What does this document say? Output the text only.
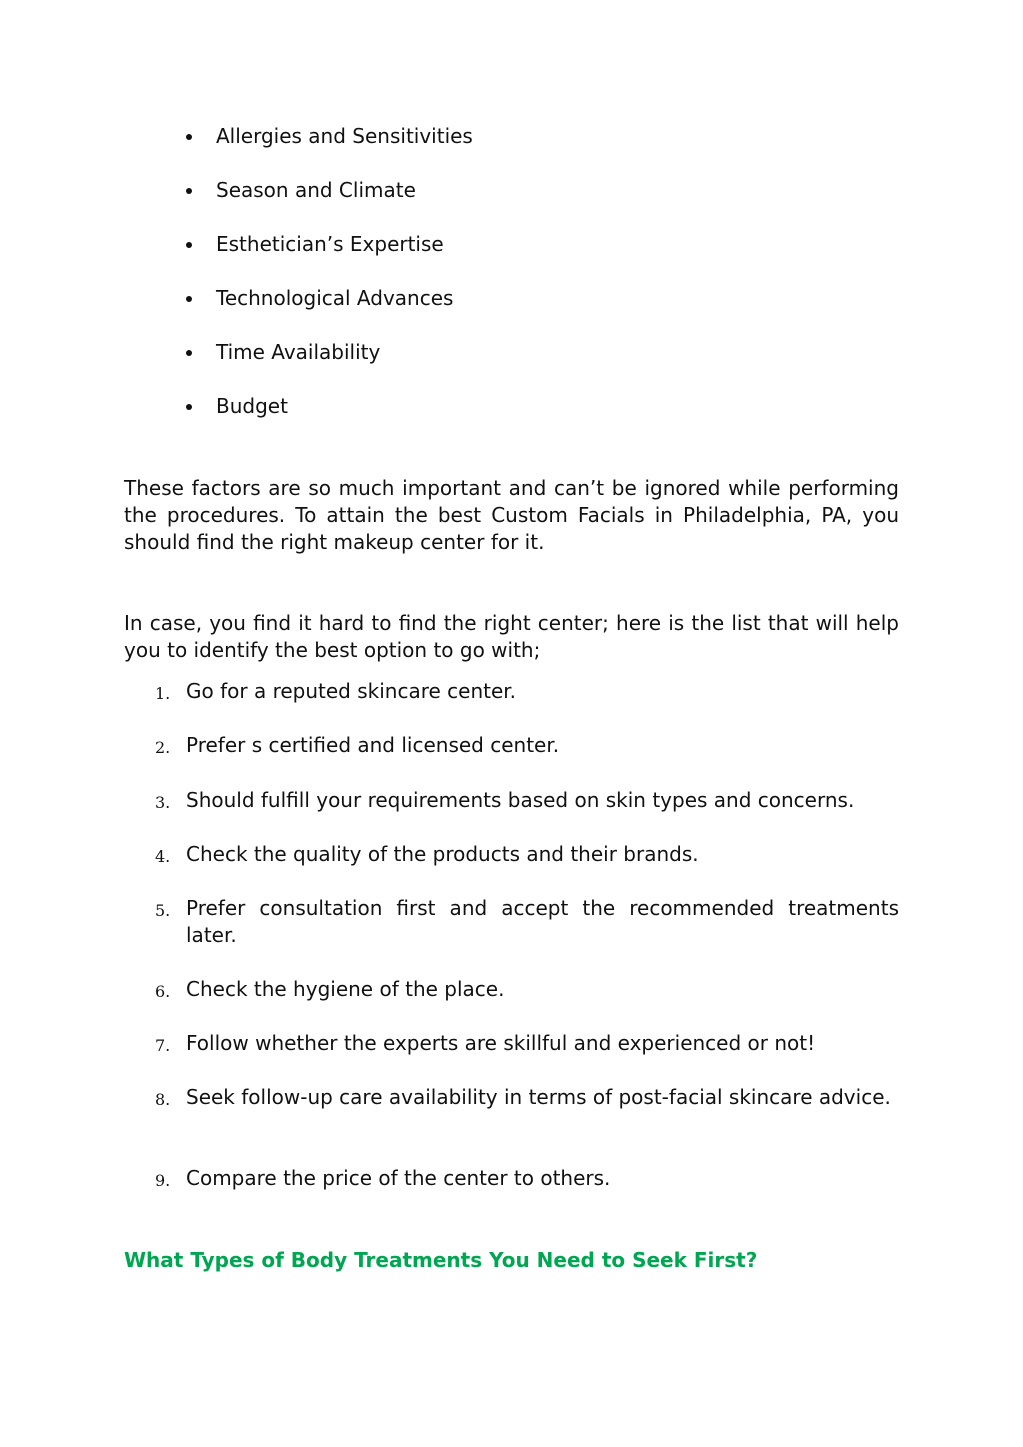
Allergies and Sensitivities
Season and Climate
Esthetician’s Expertise
Technological Advances
Time Availability
Budget

These factors are so much important and can’t be ignored while performing the procedures. To attain the best Custom Facials in Philadelphia, PA, you should find the right makeup center for it.

In case, you find it hard to find the right center; here is the list that will help you to identify the best option to go with;

1. Go for a reputed skincare center.
2. Prefer s certified and licensed center.
3. Should fulfill your requirements based on skin types and concerns.
4. Check the quality of the products and their brands.
5. Prefer consultation first and accept the recommended treatments later.
6. Check the hygiene of the place.
7. Follow whether the experts are skillful and experienced or not!
8. Seek follow-up care availability in terms of post-facial skincare advice.
9. Compare the price of the center to others.
What Types of Body Treatments You Need to Seek First?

--

[Goal]
Whenever "best" turns up in a line, pick that line out.

[Answer to the task]
These factors are so much important and can’t be ignored while performing the procedures. To attain the best Custom Facials in Philadelphia, PA, you should find the right makeup center for it.
In case, you find it hard to find the right center; here is the list that will help you to identify the best option to go with;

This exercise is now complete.